"""
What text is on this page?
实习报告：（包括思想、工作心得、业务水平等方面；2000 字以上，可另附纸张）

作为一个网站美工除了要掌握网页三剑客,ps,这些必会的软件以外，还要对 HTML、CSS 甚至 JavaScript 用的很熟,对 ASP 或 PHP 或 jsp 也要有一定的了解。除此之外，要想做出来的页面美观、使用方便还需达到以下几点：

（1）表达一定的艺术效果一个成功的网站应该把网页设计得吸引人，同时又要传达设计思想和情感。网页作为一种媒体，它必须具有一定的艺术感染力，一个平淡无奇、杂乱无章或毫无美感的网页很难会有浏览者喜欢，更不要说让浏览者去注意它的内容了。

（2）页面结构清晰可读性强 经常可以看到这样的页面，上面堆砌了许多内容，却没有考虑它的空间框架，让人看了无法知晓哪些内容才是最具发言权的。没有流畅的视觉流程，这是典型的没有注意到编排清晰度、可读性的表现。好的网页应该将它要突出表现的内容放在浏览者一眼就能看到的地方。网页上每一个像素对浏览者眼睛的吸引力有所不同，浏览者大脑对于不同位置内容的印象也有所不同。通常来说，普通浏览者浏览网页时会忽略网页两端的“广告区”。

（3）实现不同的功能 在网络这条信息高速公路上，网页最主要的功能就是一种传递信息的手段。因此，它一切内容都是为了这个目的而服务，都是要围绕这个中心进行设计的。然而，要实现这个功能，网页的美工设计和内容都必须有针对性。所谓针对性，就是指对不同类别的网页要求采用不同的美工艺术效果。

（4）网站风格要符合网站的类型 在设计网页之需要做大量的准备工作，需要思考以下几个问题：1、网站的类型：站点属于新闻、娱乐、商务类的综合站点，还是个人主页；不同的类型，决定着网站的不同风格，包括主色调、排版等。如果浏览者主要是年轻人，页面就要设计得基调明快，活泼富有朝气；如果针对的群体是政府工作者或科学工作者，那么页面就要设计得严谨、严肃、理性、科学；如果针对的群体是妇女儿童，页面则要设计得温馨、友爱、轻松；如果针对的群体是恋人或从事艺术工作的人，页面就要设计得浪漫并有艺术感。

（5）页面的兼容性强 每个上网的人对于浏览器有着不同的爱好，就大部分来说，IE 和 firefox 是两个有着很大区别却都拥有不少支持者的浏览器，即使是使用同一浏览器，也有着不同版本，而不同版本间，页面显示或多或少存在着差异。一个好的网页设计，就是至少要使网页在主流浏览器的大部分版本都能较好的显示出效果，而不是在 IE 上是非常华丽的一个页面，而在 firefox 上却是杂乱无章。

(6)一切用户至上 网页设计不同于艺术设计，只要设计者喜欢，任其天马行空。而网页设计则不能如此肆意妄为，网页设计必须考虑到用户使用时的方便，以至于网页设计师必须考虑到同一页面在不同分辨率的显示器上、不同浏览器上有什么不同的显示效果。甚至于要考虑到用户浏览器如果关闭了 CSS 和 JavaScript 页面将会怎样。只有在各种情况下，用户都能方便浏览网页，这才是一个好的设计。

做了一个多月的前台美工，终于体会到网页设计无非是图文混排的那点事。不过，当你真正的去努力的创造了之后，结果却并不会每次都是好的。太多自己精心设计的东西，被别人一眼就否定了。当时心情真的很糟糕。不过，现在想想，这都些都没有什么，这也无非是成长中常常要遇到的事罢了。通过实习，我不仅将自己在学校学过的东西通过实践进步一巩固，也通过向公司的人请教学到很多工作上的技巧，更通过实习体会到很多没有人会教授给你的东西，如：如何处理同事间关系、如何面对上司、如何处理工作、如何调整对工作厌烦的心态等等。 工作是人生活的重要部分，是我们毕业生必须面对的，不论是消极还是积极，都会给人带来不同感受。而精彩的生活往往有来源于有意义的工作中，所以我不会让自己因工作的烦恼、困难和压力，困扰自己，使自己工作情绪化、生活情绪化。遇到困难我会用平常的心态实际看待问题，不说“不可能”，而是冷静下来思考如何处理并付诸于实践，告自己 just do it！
"""
§ The request:
Copy out each line of the data containing the string "JavaScript".

§ Exercise output:
作为一个网站美工除了要掌握网页三剑客,ps,这些必会的软件以外，还要对 HTML、CSS 甚至 JavaScript 用的很熟,对 ASP 或 PHP 或 jsp 也要有一定的了解。除此之外，要想做出来的页面美观、使用方便还需达到以下几点：
(6)一切用户至上 网页设计不同于艺术设计，只要设计者喜欢，任其天马行空。而网页设计则不能如此肆意妄为，网页设计必须考虑到用户使用时的方便，以至于网页设计师必须考虑到同一页面在不同分辨率的显示器上、不同浏览器上有什么不同的显示效果。甚至于要考虑到用户浏览器如果关闭了 CSS 和 JavaScript 页面将会怎样。只有在各种情况下，用户都能方便浏览网页，这才是一个好的设计。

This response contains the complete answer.